_Dataset extract_.
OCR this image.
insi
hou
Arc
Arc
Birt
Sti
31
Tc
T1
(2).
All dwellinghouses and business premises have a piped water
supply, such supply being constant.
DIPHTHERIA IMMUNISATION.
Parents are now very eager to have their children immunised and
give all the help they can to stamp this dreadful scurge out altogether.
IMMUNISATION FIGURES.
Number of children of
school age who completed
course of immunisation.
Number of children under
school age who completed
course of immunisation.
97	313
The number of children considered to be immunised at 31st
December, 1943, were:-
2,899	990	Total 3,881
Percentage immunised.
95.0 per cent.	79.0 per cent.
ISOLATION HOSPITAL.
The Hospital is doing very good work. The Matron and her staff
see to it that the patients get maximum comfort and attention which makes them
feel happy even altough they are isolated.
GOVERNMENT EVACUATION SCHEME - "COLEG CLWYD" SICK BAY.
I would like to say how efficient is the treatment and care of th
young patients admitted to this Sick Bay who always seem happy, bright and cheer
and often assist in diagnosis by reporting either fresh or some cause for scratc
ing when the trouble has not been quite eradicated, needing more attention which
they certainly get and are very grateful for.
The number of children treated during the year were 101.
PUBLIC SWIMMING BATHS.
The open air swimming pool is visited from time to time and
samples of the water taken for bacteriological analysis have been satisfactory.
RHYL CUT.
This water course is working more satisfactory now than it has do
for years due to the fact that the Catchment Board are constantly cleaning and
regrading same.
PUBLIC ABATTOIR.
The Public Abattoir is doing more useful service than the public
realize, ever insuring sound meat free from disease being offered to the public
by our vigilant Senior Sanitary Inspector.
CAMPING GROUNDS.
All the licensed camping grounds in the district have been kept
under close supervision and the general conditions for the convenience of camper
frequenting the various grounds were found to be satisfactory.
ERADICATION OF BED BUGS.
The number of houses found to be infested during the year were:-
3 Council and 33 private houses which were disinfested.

_Assignment_. The entire listing has to be written out again exactly.

_Exercise answer_.
OCR this image.
insi
hou
Arc
Arc
Birt
Sti
31
Tc
T1
(2).
All dwellinghouses and business premises have a piped water
supply, such supply being constant.
DIPHTHERIA IMMUNISATION.
Parents are now very eager to have their children immunised and
give all the help they can to stamp this dreadful scurge out altogether.
IMMUNISATION FIGURES.
Number of children of
school age who completed
course of immunisation.
Number of children under
school age who completed
course of immunisation.
97	313
The number of children considered to be immunised at 31st
December, 1943, were:-
2,899	990	Total 3,881
Percentage immunised.
95.0 per cent.	79.0 per cent.
ISOLATION HOSPITAL.
The Hospital is doing very good work. The Matron and her staff
see to it that the patients get maximum comfort and attention which makes them
feel happy even altough they are isolated.
GOVERNMENT EVACUATION SCHEME - "COLEG CLWYD" SICK BAY.
I would like to say how efficient is the treatment and care of th
young patients admitted to this Sick Bay who always seem happy, bright and cheer
and often assist in diagnosis by reporting either fresh or some cause for scratc
ing when the trouble has not been quite eradicated, needing more attention which
they certainly get and are very grateful for.
The number of children treated during the year were 101.
PUBLIC SWIMMING BATHS.
The open air swimming pool is visited from time to time and
samples of the water taken for bacteriological analysis have been satisfactory.
RHYL CUT.
This water course is working more satisfactory now than it has do
for years due to the fact that the Catchment Board are constantly cleaning and
regrading same.
PUBLIC ABATTOIR.
The Public Abattoir is doing more useful service than the public
realize, ever insuring sound meat free from disease being offered to the public
by our vigilant Senior Sanitary Inspector.
CAMPING GROUNDS.
All the licensed camping grounds in the district have been kept
under close supervision and the general conditions for the convenience of camper
frequenting the various grounds were found to be satisfactory.
ERADICATION OF BED BUGS.
The number of houses found to be infested during the year were:-
3 Council and 33 private houses which were disinfested.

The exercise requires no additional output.